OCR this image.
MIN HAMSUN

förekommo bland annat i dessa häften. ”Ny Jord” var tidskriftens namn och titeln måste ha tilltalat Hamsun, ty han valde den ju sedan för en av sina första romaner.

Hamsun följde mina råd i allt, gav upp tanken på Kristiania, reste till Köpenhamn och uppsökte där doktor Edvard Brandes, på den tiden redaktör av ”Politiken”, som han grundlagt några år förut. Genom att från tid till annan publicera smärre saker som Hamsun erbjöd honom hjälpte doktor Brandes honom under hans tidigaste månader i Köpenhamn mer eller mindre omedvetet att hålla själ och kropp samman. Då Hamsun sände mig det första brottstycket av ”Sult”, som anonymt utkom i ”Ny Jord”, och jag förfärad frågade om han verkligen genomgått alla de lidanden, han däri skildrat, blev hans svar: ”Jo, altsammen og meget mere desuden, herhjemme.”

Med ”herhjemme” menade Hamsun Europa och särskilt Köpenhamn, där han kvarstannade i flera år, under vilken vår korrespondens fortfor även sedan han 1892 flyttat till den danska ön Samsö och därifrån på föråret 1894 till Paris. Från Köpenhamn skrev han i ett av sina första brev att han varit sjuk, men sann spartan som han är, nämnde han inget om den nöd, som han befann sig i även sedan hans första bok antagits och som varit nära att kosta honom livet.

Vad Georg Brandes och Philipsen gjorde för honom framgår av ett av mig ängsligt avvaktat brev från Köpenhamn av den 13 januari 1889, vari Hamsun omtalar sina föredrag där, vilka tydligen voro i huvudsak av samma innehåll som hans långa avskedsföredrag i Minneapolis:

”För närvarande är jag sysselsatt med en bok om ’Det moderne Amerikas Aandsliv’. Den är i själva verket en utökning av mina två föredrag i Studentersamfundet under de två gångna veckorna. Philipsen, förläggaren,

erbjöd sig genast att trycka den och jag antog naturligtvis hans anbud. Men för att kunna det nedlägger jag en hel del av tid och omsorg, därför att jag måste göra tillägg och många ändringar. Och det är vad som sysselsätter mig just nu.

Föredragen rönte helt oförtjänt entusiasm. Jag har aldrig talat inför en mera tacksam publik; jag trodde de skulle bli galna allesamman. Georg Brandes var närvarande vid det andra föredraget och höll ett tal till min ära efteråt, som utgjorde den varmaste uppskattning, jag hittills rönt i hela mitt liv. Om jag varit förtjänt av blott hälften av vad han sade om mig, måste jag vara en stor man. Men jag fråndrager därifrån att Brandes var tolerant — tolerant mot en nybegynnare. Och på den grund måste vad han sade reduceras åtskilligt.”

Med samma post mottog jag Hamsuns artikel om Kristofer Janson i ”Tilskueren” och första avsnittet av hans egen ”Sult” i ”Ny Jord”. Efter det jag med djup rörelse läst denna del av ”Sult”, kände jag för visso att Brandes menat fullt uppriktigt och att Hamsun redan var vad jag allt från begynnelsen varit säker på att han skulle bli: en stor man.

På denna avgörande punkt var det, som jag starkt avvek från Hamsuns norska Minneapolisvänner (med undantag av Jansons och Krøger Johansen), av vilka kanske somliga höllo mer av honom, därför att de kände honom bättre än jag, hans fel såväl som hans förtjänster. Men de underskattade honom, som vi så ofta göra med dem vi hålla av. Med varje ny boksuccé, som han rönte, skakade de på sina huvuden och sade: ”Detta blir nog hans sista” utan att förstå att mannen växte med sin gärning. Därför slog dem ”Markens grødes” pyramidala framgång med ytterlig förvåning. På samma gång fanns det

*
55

###

◆ **What needs to be done**: What is needed is an exact copy of all the data above.

◆ **Answer area**:
OCR this image.
MIN HAMSUN

förekommo bland annat i dessa häften. ”Ny Jord” var tidskriftens namn och titeln måste ha tilltalat Hamsun, ty han valde den ju sedan för en av sina första romaner.

Hamsun följde mina råd i allt, gav upp tanken på Kristiania, reste till Köpenhamn och uppsökte där doktor Edvard Brandes, på den tiden redaktör av ”Politiken”, som han grundlagt några år förut. Genom att från tid till annan publicera smärre saker som Hamsun erbjöd honom hjälpte doktor Brandes honom under hans tidigaste månader i Köpenhamn mer eller mindre omedvetet att hålla själ och kropp samman. Då Hamsun sände mig det första brottstycket av ”Sult”, som anonymt utkom i ”Ny Jord”, och jag förfärad frågade om han verkligen genomgått alla de lidanden, han däri skildrat, blev hans svar: ”Jo, altsammen og meget mere desuden, herhjemme.”

Med ”herhjemme” menade Hamsun Europa och särskilt Köpenhamn, där han kvarstannade i flera år, under vilken vår korrespondens fortfor även sedan han 1892 flyttat till den danska ön Samsö och därifrån på föråret 1894 till Paris. Från Köpenhamn skrev han i ett av sina första brev att han varit sjuk, men sann spartan som han är, nämnde han inget om den nöd, som han befann sig i även sedan hans första bok antagits och som varit nära att kosta honom livet.

Vad Georg Brandes och Philipsen gjorde för honom framgår av ett av mig ängsligt avvaktat brev från Köpenhamn av den 13 januari 1889, vari Hamsun omtalar sina föredrag där, vilka tydligen voro i huvudsak av samma innehåll som hans långa avskedsföredrag i Minneapolis:

”För närvarande är jag sysselsatt med en bok om ’Det moderne Amerikas Aandsliv’. Den är i själva verket en utökning av mina två föredrag i Studentersamfundet under de två gångna veckorna. Philipsen, förläggaren,

erbjöd sig genast att trycka den och jag antog naturligtvis hans anbud. Men för att kunna det nedlägger jag en hel del av tid och omsorg, därför att jag måste göra tillägg och många ändringar. Och det är vad som sysselsätter mig just nu.

Föredragen rönte helt oförtjänt entusiasm. Jag har aldrig talat inför en mera tacksam publik; jag trodde de skulle bli galna allesamman. Georg Brandes var närvarande vid det andra föredraget och höll ett tal till min ära efteråt, som utgjorde den varmaste uppskattning, jag hittills rönt i hela mitt liv. Om jag varit förtjänt av blott hälften av vad han sade om mig, måste jag vara en stor man. Men jag fråndrager därifrån att Brandes var tolerant — tolerant mot en nybegynnare. Och på den grund måste vad han sade reduceras åtskilligt.”

Med samma post mottog jag Hamsuns artikel om Kristofer Janson i ”Tilskueren” och första avsnittet av hans egen ”Sult” i ”Ny Jord”. Efter det jag med djup rörelse läst denna del av ”Sult”, kände jag för visso att Brandes menat fullt uppriktigt och att Hamsun redan var vad jag allt från begynnelsen varit säker på att han skulle bli: en stor man.

På denna avgörande punkt var det, som jag starkt avvek från Hamsuns norska Minneapolisvänner (med undantag av Jansons och Krøger Johansen), av vilka kanske somliga höllo mer av honom, därför att de kände honom bättre än jag, hans fel såväl som hans förtjänster. Men de underskattade honom, som vi så ofta göra med dem vi hålla av. Med varje ny boksuccé, som han rönte, skakade de på sina huvuden och sade: ”Detta blir nog hans sista” utan att förstå att mannen växte med sin gärning. Därför slog dem ”Markens grødes” pyramidala framgång med ytterlig förvåning. På samma gång fanns det

*
55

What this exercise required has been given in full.